> What the task asks: With the pictures omitted, write out the entries that follow exactly as they stand.

[START]

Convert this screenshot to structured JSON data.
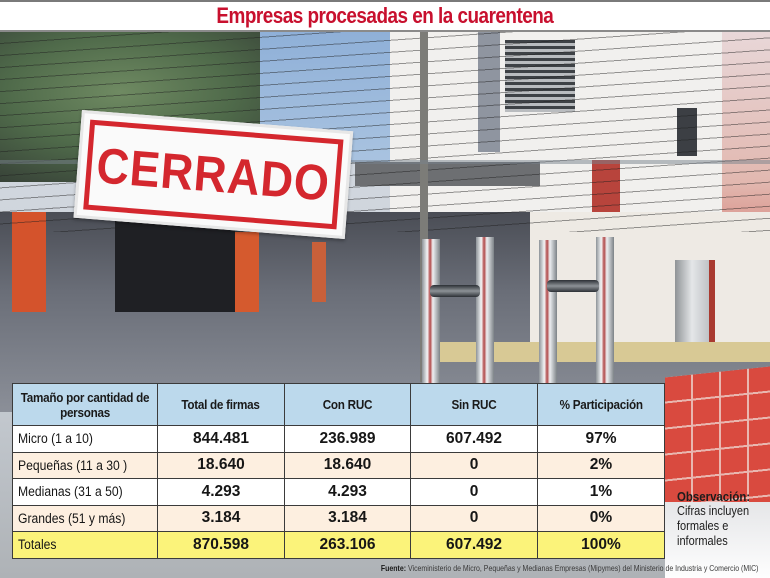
{
  "title": "Empresas procesadas en la cuarentena",
  "photo": {
    "sign_text": "CERRADO",
    "description": "Glass shop door with closed sign and steel handles"
  },
  "table": {
    "headers": [
      "Tamaño por cantidad de personas",
      "Total de firmas",
      "Con RUC",
      "Sin RUC",
      "% Participación"
    ],
    "rows": [
      {
        "label": "Micro (1 a 10)",
        "total": "844.481",
        "con_ruc": "236.989",
        "sin_ruc": "607.492",
        "participacion": "97%"
      },
      {
        "label": "Pequeñas (11 a 30 )",
        "total": "18.640",
        "con_ruc": "18.640",
        "sin_ruc": "0",
        "participacion": "2%"
      },
      {
        "label": "Medianas (31 a 50)",
        "total": "4.293",
        "con_ruc": "4.293",
        "sin_ruc": "0",
        "participacion": "1%"
      },
      {
        "label": "Grandes (51 y más)",
        "total": "3.184",
        "con_ruc": "3.184",
        "sin_ruc": "0",
        "participacion": "0%"
      }
    ],
    "totals": {
      "label": "Totales",
      "total": "870.598",
      "con_ruc": "263.106",
      "sin_ruc": "607.492",
      "participacion": "100%"
    }
  },
  "observation": {
    "title": "Observación:",
    "body": "Cifras incluyen\nformales e\ninformales"
  },
  "source": {
    "label": "Fuente:",
    "text": "Viceministerio de Micro, Pequeñas y Medianas Empresas (Mipymes) del Ministerio de Industria y Comercio (MIC)"
  },
  "colors": {
    "title_red": "#c8102e",
    "header_blue": "#bcd9ec",
    "row_peach": "#fdefe0",
    "total_yellow": "#fbf37a",
    "sign_red": "#d4272e"
  }
}
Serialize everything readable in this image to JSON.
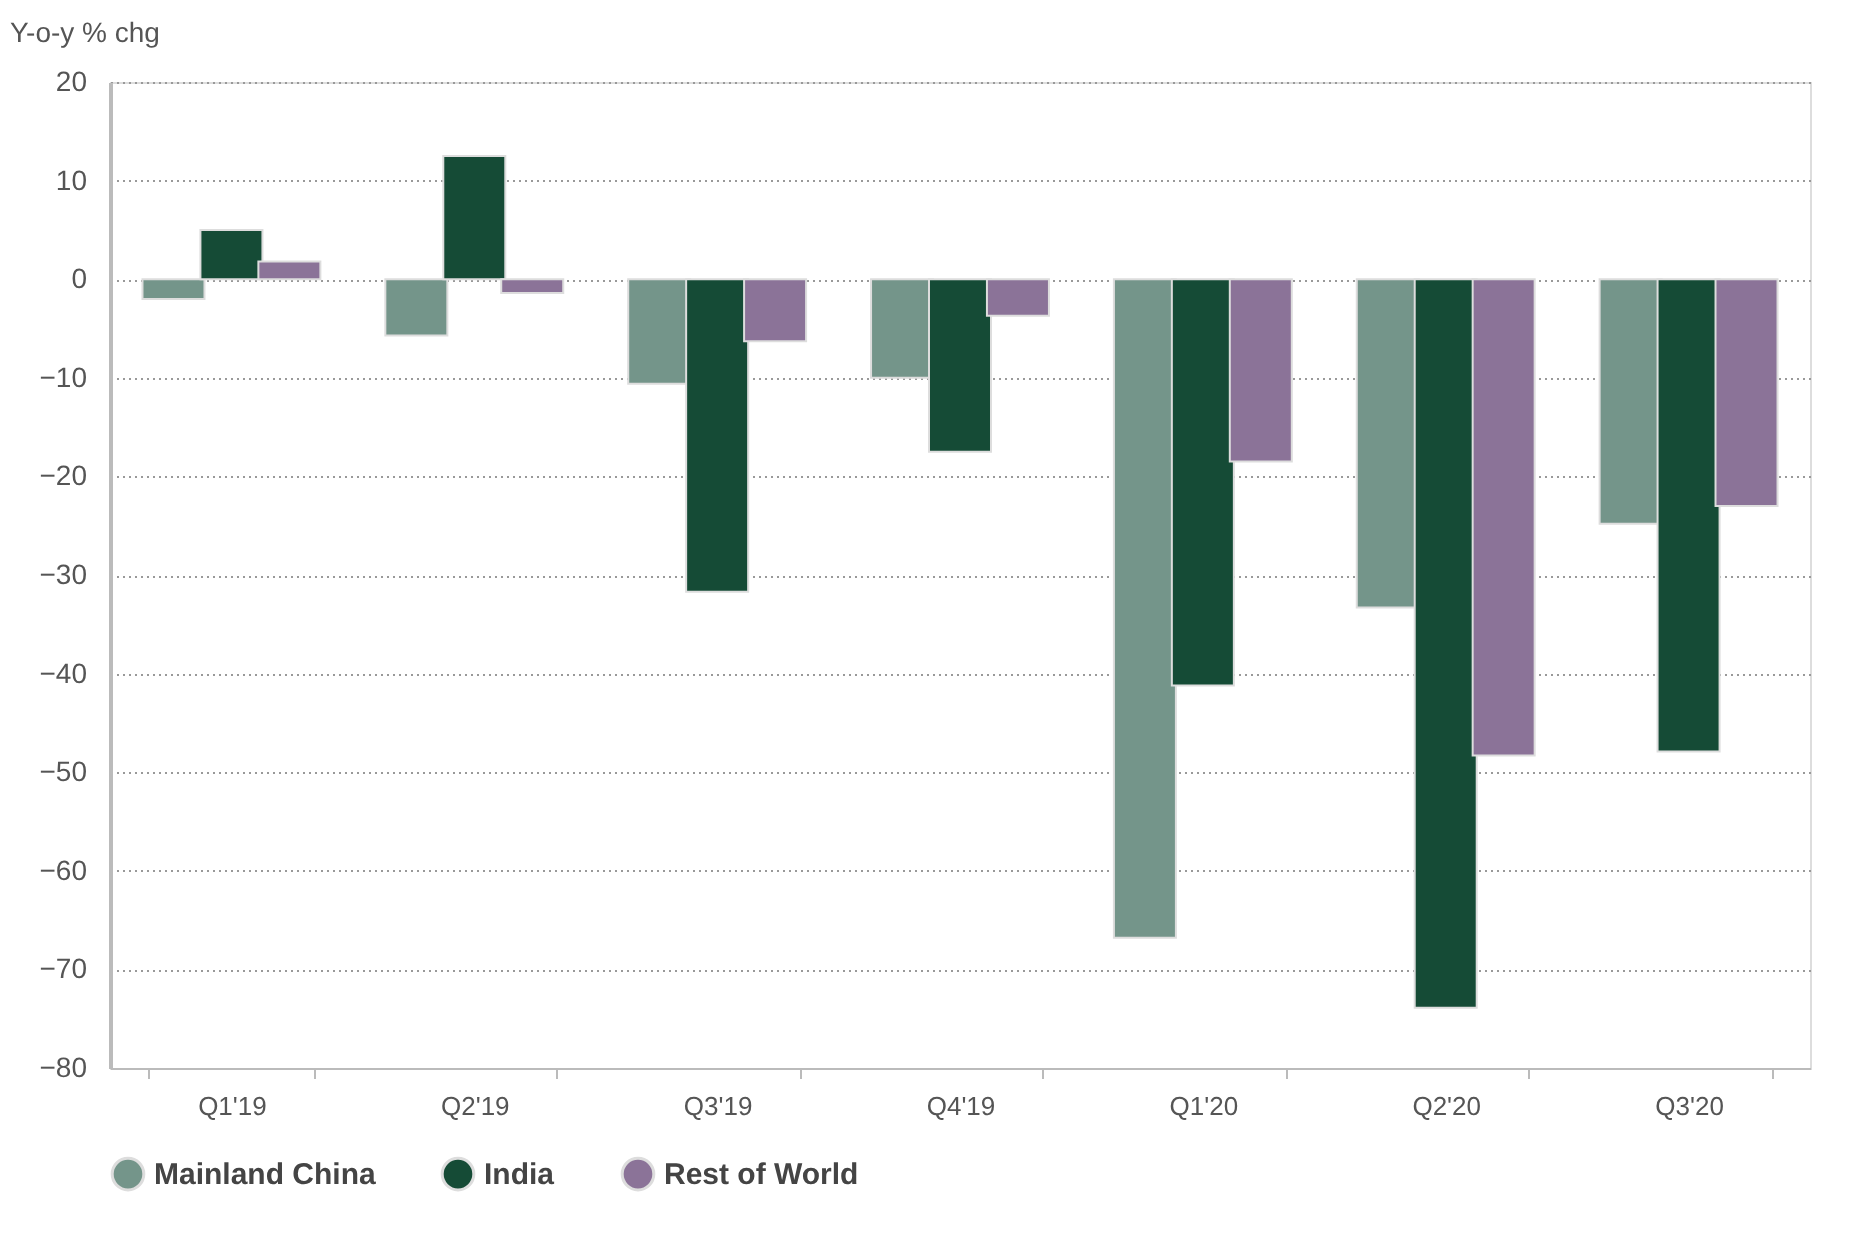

[END]

> Exercise result:
Convert this screenshot to structured JSON data.
{
  "title": "Empresas procesadas en la cuarentena",
  "photo": {
    "sign_text": "CERRADO",
    "description": "Glass shop door with closed sign and steel handles"
  },
  "table": {
    "headers": [
      "Tamaño por cantidad de personas",
      "Total de firmas",
      "Con RUC",
      "Sin RUC",
      "% Participación"
    ],
    "rows": [
      {
        "label": "Micro (1 a 10)",
        "total": "844.481",
        "con_ruc": "236.989",
        "sin_ruc": "607.492",
        "participacion": "97%"
      },
      {
        "label": "Pequeñas (11 a 30 )",
        "total": "18.640",
        "con_ruc": "18.640",
        "sin_ruc": "0",
        "participacion": "2%"
      },
      {
        "label": "Medianas (31 a 50)",
        "total": "4.293",
        "con_ruc": "4.293",
        "sin_ruc": "0",
        "participacion": "1%"
      },
      {
        "label": "Grandes (51 y más)",
        "total": "3.184",
        "con_ruc": "3.184",
        "sin_ruc": "0",
        "participacion": "0%"
      }
    ],
    "totals": {
      "label": "Totales",
      "total": "870.598",
      "con_ruc": "263.106",
      "sin_ruc": "607.492",
      "participacion": "100%"
    }
  },
  "observation": {
    "title": "Observación:",
    "body": "Cifras incluyen\nformales e\ninformales"
  },
  "source": {
    "label": "Fuente:",
    "text": "Viceministerio de Micro, Pequeñas y Medianas Empresas (Mipymes) del Ministerio de Industria y Comercio (MIC)"
  },
  "colors": {
    "title_red": "#c8102e",
    "header_blue": "#bcd9ec",
    "row_peach": "#fdefe0",
    "total_yellow": "#fbf37a",
    "sign_red": "#d4272e"
  }
}
Serialize everything readable in this image to JSON.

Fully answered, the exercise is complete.